[Your task]: Show, in full, each line of the data that contains "없습니다".

(Dataset records)
>>

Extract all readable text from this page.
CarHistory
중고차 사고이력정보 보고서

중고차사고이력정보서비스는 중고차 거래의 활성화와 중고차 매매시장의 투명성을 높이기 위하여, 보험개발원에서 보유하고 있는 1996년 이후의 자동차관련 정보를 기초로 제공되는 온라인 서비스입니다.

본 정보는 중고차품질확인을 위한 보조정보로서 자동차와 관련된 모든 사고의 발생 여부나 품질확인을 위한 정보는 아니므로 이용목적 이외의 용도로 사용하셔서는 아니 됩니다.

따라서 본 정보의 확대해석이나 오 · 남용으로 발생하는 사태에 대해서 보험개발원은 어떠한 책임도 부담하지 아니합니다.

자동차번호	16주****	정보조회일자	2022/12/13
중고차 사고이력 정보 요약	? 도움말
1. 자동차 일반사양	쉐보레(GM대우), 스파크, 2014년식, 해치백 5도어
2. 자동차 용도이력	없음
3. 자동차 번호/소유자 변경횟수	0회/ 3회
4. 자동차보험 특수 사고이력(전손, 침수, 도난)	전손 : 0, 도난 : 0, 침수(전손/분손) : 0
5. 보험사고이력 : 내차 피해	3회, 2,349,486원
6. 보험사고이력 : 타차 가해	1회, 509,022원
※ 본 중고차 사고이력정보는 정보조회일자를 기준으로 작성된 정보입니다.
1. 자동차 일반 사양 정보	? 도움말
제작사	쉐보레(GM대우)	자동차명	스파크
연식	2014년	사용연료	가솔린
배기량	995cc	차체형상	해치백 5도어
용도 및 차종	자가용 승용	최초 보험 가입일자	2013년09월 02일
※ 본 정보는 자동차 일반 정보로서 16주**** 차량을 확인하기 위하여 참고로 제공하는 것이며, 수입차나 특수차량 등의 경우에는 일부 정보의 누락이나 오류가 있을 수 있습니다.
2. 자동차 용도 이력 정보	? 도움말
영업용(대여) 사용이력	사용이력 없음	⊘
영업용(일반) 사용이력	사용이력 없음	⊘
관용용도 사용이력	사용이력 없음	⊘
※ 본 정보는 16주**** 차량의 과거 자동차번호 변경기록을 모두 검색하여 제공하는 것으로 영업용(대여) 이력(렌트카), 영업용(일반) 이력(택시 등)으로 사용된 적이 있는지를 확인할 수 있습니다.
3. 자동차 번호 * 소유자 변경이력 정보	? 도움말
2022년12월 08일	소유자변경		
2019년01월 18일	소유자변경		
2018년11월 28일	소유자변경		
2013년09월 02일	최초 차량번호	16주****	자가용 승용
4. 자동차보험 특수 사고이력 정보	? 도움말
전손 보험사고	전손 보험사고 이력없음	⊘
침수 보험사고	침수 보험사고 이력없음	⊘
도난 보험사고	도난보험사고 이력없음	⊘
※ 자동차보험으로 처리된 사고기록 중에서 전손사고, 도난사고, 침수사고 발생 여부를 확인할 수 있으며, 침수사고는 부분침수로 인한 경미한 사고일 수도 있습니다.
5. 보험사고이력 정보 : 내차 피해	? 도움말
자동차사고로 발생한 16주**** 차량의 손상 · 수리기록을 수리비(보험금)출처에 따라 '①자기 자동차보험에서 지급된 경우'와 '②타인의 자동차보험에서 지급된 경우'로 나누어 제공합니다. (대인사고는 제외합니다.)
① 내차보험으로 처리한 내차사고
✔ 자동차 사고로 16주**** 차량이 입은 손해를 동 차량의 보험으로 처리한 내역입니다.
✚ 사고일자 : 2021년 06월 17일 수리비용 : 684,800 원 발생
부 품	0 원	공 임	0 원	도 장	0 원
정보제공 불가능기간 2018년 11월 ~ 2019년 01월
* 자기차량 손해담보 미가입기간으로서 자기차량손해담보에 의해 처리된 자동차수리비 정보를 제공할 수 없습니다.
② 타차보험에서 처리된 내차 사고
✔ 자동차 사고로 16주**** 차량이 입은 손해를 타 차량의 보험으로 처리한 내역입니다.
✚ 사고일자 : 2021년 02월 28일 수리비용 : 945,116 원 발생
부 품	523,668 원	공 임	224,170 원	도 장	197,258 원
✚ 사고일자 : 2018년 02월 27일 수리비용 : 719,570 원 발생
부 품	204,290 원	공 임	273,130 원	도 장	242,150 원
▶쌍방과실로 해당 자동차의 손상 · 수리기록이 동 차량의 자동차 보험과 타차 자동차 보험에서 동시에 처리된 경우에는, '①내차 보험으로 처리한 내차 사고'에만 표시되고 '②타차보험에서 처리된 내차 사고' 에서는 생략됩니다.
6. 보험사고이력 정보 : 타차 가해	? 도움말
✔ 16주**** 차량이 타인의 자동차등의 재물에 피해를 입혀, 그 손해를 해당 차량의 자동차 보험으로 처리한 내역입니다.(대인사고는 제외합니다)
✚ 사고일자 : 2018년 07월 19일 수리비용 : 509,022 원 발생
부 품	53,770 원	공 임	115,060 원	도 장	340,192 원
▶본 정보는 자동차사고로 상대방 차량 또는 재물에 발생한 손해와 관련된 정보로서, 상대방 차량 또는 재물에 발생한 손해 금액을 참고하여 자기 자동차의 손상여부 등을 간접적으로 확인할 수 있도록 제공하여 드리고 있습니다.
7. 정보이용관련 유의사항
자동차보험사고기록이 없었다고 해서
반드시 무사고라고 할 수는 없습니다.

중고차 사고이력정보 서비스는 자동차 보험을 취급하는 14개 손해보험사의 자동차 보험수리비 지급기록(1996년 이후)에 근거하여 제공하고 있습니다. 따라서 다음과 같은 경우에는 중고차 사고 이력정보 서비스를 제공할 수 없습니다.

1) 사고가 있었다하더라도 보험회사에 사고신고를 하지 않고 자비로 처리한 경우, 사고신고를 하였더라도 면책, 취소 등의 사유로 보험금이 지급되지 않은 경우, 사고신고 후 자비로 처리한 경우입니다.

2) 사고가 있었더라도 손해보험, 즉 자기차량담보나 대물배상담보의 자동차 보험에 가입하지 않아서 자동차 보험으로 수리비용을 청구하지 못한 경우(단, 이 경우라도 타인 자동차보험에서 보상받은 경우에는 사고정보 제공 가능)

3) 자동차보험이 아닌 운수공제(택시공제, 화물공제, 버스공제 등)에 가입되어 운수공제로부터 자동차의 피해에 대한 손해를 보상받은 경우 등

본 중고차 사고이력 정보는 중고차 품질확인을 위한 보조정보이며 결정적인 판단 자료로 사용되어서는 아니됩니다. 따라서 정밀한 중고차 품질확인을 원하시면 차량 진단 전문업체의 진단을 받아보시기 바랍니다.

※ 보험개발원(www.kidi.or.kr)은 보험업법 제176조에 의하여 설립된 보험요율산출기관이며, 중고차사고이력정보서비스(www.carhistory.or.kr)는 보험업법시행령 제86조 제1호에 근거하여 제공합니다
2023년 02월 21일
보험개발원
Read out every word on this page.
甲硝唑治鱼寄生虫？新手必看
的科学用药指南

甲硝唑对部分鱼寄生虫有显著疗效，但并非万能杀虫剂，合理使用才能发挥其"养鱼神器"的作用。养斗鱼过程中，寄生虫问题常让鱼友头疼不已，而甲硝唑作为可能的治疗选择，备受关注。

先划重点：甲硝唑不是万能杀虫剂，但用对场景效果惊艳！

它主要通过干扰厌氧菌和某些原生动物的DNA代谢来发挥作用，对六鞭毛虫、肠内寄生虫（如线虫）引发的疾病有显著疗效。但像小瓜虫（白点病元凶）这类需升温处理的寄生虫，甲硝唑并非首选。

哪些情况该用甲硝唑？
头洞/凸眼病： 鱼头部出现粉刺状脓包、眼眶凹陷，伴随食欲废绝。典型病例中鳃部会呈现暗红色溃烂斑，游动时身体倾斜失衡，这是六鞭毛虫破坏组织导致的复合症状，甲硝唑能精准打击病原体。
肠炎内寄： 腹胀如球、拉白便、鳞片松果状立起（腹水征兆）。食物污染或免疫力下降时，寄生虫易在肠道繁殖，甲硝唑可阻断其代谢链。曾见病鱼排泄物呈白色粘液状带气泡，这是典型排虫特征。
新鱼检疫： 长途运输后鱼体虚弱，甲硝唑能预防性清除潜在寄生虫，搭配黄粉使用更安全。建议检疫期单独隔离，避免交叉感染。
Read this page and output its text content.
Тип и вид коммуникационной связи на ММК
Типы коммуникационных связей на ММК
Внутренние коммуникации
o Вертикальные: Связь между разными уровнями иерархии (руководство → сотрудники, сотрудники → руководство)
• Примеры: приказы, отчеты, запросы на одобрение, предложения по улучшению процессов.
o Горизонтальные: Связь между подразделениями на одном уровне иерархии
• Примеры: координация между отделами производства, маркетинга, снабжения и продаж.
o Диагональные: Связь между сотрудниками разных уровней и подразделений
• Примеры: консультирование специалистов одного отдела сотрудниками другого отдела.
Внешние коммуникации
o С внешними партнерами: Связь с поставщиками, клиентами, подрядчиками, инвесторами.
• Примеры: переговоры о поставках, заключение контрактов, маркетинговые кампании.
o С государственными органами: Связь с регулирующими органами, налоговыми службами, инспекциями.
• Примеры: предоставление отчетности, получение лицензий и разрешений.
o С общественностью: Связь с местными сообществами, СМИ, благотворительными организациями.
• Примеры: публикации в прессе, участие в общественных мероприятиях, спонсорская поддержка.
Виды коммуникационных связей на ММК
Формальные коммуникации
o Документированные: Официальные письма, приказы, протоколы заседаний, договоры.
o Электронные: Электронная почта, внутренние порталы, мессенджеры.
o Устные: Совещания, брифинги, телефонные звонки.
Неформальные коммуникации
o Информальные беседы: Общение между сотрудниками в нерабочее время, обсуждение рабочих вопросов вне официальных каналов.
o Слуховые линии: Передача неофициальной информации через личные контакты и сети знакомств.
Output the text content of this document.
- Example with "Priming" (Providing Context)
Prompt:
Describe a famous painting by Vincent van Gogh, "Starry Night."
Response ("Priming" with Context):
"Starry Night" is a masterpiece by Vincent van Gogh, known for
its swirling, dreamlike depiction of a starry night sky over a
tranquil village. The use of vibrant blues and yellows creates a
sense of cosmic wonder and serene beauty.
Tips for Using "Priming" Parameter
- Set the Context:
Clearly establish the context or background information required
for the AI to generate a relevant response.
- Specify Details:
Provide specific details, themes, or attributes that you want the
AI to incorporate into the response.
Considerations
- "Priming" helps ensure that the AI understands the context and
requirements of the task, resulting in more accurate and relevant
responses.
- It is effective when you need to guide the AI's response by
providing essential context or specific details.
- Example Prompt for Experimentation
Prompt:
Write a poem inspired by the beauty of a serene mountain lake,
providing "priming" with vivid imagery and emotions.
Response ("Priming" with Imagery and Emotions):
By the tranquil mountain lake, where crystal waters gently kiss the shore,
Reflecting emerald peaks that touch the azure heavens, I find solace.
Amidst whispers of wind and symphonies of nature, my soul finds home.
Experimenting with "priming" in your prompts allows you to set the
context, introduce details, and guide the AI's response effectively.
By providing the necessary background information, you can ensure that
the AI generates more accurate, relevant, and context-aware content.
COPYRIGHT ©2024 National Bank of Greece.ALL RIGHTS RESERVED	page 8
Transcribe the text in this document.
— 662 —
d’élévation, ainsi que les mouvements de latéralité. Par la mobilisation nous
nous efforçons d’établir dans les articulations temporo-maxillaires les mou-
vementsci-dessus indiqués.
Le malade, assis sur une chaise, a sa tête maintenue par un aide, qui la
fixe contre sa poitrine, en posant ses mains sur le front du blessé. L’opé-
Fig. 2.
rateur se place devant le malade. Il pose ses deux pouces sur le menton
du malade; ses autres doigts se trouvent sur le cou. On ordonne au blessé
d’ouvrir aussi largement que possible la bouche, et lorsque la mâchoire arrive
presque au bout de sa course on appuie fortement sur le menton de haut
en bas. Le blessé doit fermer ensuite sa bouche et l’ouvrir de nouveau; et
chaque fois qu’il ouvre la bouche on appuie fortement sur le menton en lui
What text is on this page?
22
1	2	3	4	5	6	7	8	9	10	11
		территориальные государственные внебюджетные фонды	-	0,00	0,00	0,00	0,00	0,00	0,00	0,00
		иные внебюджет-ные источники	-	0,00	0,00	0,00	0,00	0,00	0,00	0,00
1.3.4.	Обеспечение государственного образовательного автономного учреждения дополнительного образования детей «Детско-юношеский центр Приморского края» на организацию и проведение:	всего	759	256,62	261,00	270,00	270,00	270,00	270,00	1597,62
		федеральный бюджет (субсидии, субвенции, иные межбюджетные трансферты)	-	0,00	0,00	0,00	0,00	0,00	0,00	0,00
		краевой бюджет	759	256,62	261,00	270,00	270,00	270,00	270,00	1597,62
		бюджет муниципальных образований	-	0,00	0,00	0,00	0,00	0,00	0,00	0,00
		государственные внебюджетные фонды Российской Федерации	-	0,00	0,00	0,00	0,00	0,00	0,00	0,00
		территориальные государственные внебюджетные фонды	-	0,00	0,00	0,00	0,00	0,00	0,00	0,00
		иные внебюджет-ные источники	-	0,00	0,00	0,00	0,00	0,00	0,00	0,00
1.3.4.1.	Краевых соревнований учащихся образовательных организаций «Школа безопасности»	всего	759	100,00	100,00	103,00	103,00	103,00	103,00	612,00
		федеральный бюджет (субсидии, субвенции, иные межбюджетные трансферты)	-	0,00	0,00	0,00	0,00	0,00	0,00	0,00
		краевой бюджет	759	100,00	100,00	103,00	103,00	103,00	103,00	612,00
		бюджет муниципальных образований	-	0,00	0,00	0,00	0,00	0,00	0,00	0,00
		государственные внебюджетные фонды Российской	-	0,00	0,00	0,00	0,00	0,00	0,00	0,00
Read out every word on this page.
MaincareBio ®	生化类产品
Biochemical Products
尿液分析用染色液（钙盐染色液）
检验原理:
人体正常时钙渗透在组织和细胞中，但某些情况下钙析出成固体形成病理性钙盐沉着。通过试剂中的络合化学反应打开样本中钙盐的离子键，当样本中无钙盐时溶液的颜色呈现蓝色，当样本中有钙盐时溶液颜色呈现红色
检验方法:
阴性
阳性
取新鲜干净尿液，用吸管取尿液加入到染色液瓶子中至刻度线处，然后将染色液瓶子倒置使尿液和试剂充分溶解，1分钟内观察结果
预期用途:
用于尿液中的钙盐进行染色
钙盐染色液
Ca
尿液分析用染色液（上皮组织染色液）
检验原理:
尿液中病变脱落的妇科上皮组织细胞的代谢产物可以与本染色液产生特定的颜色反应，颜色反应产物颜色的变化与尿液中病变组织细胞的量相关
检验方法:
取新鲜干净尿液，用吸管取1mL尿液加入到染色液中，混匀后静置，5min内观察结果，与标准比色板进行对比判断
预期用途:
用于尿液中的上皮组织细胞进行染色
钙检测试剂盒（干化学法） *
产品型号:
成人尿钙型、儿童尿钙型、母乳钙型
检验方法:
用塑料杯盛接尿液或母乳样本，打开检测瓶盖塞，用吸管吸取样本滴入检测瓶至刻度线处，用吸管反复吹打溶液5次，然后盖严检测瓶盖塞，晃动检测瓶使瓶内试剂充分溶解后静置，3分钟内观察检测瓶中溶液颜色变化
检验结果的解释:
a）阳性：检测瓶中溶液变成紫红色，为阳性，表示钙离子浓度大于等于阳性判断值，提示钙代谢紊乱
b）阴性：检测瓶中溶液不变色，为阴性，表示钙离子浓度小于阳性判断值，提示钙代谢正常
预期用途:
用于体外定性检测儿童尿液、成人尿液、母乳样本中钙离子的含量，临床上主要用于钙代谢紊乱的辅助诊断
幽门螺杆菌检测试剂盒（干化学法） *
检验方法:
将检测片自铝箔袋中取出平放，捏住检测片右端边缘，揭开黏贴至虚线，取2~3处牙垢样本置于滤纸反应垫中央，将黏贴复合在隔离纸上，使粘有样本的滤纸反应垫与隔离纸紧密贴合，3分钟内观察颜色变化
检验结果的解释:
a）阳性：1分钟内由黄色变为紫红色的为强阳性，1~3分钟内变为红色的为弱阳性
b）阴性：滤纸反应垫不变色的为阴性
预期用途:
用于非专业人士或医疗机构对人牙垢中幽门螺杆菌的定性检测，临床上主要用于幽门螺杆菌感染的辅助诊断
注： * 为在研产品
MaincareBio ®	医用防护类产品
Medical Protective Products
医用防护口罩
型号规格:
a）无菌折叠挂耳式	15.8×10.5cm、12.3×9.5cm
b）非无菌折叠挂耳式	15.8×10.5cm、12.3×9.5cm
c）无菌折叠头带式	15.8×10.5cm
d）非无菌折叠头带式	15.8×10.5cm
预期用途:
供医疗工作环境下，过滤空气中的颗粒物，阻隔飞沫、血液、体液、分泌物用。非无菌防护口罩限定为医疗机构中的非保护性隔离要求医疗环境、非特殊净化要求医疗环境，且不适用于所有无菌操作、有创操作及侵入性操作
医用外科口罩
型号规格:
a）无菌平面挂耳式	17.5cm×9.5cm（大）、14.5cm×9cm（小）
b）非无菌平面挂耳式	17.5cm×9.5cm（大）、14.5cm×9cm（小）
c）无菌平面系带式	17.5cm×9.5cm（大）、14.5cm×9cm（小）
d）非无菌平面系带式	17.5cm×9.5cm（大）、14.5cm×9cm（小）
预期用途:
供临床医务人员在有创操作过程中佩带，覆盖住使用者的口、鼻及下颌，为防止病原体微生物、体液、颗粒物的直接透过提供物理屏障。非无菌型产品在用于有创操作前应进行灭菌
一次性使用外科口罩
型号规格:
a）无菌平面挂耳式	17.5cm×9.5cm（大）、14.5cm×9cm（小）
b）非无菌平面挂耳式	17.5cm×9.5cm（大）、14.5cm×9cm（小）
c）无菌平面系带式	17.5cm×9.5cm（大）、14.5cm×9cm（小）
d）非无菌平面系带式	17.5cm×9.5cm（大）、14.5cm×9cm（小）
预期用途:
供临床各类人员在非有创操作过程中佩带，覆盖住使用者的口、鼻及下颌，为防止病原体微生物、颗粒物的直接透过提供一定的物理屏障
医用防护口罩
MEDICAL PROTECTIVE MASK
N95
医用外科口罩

<<

[Output of the task]:
* 자기차량 손해담보 미가입기간으로서 자기차량손해담보에 의해 처리된 자동차수리비 정보를 제공할 수 없습니다.
반드시 무사고라고 할 수는 없습니다.
중고차 사고이력정보 서비스는 자동차 보험을 취급하는 14개 손해보험사의 자동차 보험수리비 지급기록(1996년 이후)에 근거하여 제공하고 있습니다. 따라서 다음과 같은 경우에는 중고차 사고 이력정보 서비스를 제공할 수 없습니다.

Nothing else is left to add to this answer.